• _CHALLENGE_
Reproduce the listing that follows with no differences at all.

Stored items:
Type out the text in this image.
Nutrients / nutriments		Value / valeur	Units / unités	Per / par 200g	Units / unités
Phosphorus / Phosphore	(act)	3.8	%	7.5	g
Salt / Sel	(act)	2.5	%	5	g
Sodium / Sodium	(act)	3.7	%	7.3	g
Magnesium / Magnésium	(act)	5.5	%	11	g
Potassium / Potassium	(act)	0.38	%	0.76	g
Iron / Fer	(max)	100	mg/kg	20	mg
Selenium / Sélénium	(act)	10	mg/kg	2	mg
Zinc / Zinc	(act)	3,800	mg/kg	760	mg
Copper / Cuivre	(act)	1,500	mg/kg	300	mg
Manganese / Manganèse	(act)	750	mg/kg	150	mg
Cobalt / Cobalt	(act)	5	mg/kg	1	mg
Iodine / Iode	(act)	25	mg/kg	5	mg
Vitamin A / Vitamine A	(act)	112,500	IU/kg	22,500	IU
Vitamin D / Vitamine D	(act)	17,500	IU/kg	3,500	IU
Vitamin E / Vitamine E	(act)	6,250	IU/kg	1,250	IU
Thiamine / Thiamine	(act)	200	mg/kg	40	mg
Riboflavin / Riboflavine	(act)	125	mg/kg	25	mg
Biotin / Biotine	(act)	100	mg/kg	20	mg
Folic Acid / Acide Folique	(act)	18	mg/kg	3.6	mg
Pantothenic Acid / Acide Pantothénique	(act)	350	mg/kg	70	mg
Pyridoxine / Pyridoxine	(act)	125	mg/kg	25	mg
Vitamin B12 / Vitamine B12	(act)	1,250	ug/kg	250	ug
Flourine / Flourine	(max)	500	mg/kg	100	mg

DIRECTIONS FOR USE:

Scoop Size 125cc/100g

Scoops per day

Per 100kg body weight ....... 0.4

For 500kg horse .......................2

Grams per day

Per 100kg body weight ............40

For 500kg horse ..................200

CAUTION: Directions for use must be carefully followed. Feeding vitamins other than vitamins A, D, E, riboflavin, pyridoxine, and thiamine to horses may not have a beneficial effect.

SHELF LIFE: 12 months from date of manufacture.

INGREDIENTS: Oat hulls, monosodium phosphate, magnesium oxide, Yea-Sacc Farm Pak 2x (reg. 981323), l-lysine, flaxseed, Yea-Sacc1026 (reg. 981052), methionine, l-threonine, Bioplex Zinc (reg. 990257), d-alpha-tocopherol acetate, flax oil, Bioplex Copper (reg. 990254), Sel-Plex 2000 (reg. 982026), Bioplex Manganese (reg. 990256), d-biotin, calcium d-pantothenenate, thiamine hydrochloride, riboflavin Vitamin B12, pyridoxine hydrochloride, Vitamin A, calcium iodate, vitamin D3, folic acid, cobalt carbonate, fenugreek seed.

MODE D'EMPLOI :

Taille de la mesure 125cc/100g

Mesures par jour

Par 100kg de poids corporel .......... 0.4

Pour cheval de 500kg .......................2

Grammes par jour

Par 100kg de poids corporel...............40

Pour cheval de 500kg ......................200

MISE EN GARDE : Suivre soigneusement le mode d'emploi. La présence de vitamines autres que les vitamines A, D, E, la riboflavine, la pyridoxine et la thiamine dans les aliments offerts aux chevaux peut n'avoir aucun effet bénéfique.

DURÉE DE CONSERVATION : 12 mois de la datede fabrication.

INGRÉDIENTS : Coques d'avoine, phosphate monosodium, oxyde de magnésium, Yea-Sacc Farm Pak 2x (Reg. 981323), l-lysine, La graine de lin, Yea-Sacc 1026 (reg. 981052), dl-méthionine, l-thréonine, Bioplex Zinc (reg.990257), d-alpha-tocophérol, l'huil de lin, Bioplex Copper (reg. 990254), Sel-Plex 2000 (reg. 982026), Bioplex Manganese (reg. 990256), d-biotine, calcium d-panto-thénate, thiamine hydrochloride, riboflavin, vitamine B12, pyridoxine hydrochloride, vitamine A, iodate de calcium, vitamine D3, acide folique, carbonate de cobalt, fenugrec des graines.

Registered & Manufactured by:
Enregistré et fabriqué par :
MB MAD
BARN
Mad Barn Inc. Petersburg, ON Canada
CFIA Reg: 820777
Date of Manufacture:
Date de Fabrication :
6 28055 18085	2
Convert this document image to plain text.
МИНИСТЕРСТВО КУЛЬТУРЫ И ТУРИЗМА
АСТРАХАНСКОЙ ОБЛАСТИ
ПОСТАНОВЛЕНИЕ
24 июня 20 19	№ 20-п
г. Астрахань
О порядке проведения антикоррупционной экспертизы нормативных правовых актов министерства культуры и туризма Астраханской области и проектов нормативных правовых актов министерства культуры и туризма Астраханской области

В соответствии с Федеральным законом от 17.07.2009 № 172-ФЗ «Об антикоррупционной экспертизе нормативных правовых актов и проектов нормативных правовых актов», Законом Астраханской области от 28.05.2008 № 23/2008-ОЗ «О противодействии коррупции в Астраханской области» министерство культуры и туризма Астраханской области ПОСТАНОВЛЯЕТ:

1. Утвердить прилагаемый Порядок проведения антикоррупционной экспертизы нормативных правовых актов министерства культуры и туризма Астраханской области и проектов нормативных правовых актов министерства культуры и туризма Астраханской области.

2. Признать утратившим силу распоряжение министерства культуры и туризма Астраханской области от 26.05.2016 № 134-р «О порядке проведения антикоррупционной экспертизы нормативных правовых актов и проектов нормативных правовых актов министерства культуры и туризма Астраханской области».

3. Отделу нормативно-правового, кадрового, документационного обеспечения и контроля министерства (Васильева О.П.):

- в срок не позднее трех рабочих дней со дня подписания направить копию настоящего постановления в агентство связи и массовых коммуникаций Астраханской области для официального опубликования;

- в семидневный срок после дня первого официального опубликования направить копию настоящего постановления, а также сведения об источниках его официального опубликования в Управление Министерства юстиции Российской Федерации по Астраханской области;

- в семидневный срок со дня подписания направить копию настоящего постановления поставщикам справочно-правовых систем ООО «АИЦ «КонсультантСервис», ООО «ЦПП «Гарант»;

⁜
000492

• _COMPLETED EXERCISE_
Type out the text in this image.
Nutrients / nutriments		Value / valeur	Units / unités	Per / par 200g	Units / unités
Phosphorus / Phosphore	(act)	3.8	%	7.5	g
Salt / Sel	(act)	2.5	%	5	g
Sodium / Sodium	(act)	3.7	%	7.3	g
Magnesium / Magnésium	(act)	5.5	%	11	g
Potassium / Potassium	(act)	0.38	%	0.76	g
Iron / Fer	(max)	100	mg/kg	20	mg
Selenium / Sélénium	(act)	10	mg/kg	2	mg
Zinc / Zinc	(act)	3,800	mg/kg	760	mg
Copper / Cuivre	(act)	1,500	mg/kg	300	mg
Manganese / Manganèse	(act)	750	mg/kg	150	mg
Cobalt / Cobalt	(act)	5	mg/kg	1	mg
Iodine / Iode	(act)	25	mg/kg	5	mg
Vitamin A / Vitamine A	(act)	112,500	IU/kg	22,500	IU
Vitamin D / Vitamine D	(act)	17,500	IU/kg	3,500	IU
Vitamin E / Vitamine E	(act)	6,250	IU/kg	1,250	IU
Thiamine / Thiamine	(act)	200	mg/kg	40	mg
Riboflavin / Riboflavine	(act)	125	mg/kg	25	mg
Biotin / Biotine	(act)	100	mg/kg	20	mg
Folic Acid / Acide Folique	(act)	18	mg/kg	3.6	mg
Pantothenic Acid / Acide Pantothénique	(act)	350	mg/kg	70	mg
Pyridoxine / Pyridoxine	(act)	125	mg/kg	25	mg
Vitamin B12 / Vitamine B12	(act)	1,250	ug/kg	250	ug
Flourine / Flourine	(max)	500	mg/kg	100	mg

DIRECTIONS FOR USE:

Scoop Size 125cc/100g

Scoops per day

Per 100kg body weight ....... 0.4

For 500kg horse .......................2

Grams per day

Per 100kg body weight ............40

For 500kg horse ..................200

CAUTION: Directions for use must be carefully followed. Feeding vitamins other than vitamins A, D, E, riboflavin, pyridoxine, and thiamine to horses may not have a beneficial effect.

SHELF LIFE: 12 months from date of manufacture.

INGREDIENTS: Oat hulls, monosodium phosphate, magnesium oxide, Yea-Sacc Farm Pak 2x (reg. 981323), l-lysine, flaxseed, Yea-Sacc1026 (reg. 981052), methionine, l-threonine, Bioplex Zinc (reg. 990257), d-alpha-tocopherol acetate, flax oil, Bioplex Copper (reg. 990254), Sel-Plex 2000 (reg. 982026), Bioplex Manganese (reg. 990256), d-biotin, calcium d-pantothenenate, thiamine hydrochloride, riboflavin Vitamin B12, pyridoxine hydrochloride, Vitamin A, calcium iodate, vitamin D3, folic acid, cobalt carbonate, fenugreek seed.

MODE D'EMPLOI :

Taille de la mesure 125cc/100g

Mesures par jour

Par 100kg de poids corporel .......... 0.4

Pour cheval de 500kg .......................2

Grammes par jour

Par 100kg de poids corporel...............40

Pour cheval de 500kg ......................200

MISE EN GARDE : Suivre soigneusement le mode d'emploi. La présence de vitamines autres que les vitamines A, D, E, la riboflavine, la pyridoxine et la thiamine dans les aliments offerts aux chevaux peut n'avoir aucun effet bénéfique.

DURÉE DE CONSERVATION : 12 mois de la datede fabrication.

INGRÉDIENTS : Coques d'avoine, phosphate monosodium, oxyde de magnésium, Yea-Sacc Farm Pak 2x (Reg. 981323), l-lysine, La graine de lin, Yea-Sacc 1026 (reg. 981052), dl-méthionine, l-thréonine, Bioplex Zinc (reg.990257), d-alpha-tocophérol, l'huil de lin, Bioplex Copper (reg. 990254), Sel-Plex 2000 (reg. 982026), Bioplex Manganese (reg. 990256), d-biotine, calcium d-panto-thénate, thiamine hydrochloride, riboflavin, vitamine B12, pyridoxine hydrochloride, vitamine A, iodate de calcium, vitamine D3, acide folique, carbonate de cobalt, fenugrec des graines.

Registered & Manufactured by:
Enregistré et fabriqué par :
MB MAD
BARN
Mad Barn Inc. Petersburg, ON Canada
CFIA Reg: 820777
Date of Manufacture:
Date de Fabrication :
6 28055 18085	2
Convert this document image to plain text.
МИНИСТЕРСТВО КУЛЬТУРЫ И ТУРИЗМА
АСТРАХАНСКОЙ ОБЛАСТИ
ПОСТАНОВЛЕНИЕ
24 июня 20 19	№ 20-п
г. Астрахань
О порядке проведения антикоррупционной экспертизы нормативных правовых актов министерства культуры и туризма Астраханской области и проектов нормативных правовых актов министерства культуры и туризма Астраханской области

В соответствии с Федеральным законом от 17.07.2009 № 172-ФЗ «Об антикоррупционной экспертизе нормативных правовых актов и проектов нормативных правовых актов», Законом Астраханской области от 28.05.2008 № 23/2008-ОЗ «О противодействии коррупции в Астраханской области» министерство культуры и туризма Астраханской области ПОСТАНОВЛЯЕТ:

1. Утвердить прилагаемый Порядок проведения антикоррупционной экспертизы нормативных правовых актов министерства культуры и туризма Астраханской области и проектов нормативных правовых актов министерства культуры и туризма Астраханской области.

2. Признать утратившим силу распоряжение министерства культуры и туризма Астраханской области от 26.05.2016 № 134-р «О порядке проведения антикоррупционной экспертизы нормативных правовых актов и проектов нормативных правовых актов министерства культуры и туризма Астраханской области».

3. Отделу нормативно-правового, кадрового, документационного обеспечения и контроля министерства (Васильева О.П.):

- в срок не позднее трех рабочих дней со дня подписания направить копию настоящего постановления в агентство связи и массовых коммуникаций Астраханской области для официального опубликования;

- в семидневный срок после дня первого официального опубликования направить копию настоящего постановления, а также сведения об источниках его официального опубликования в Управление Министерства юстиции Российской Федерации по Астраханской области;

- в семидневный срок со дня подписания направить копию настоящего постановления поставщикам справочно-правовых систем ООО «АИЦ «КонсультантСервис», ООО «ЦПП «Гарант»;

⁜
000492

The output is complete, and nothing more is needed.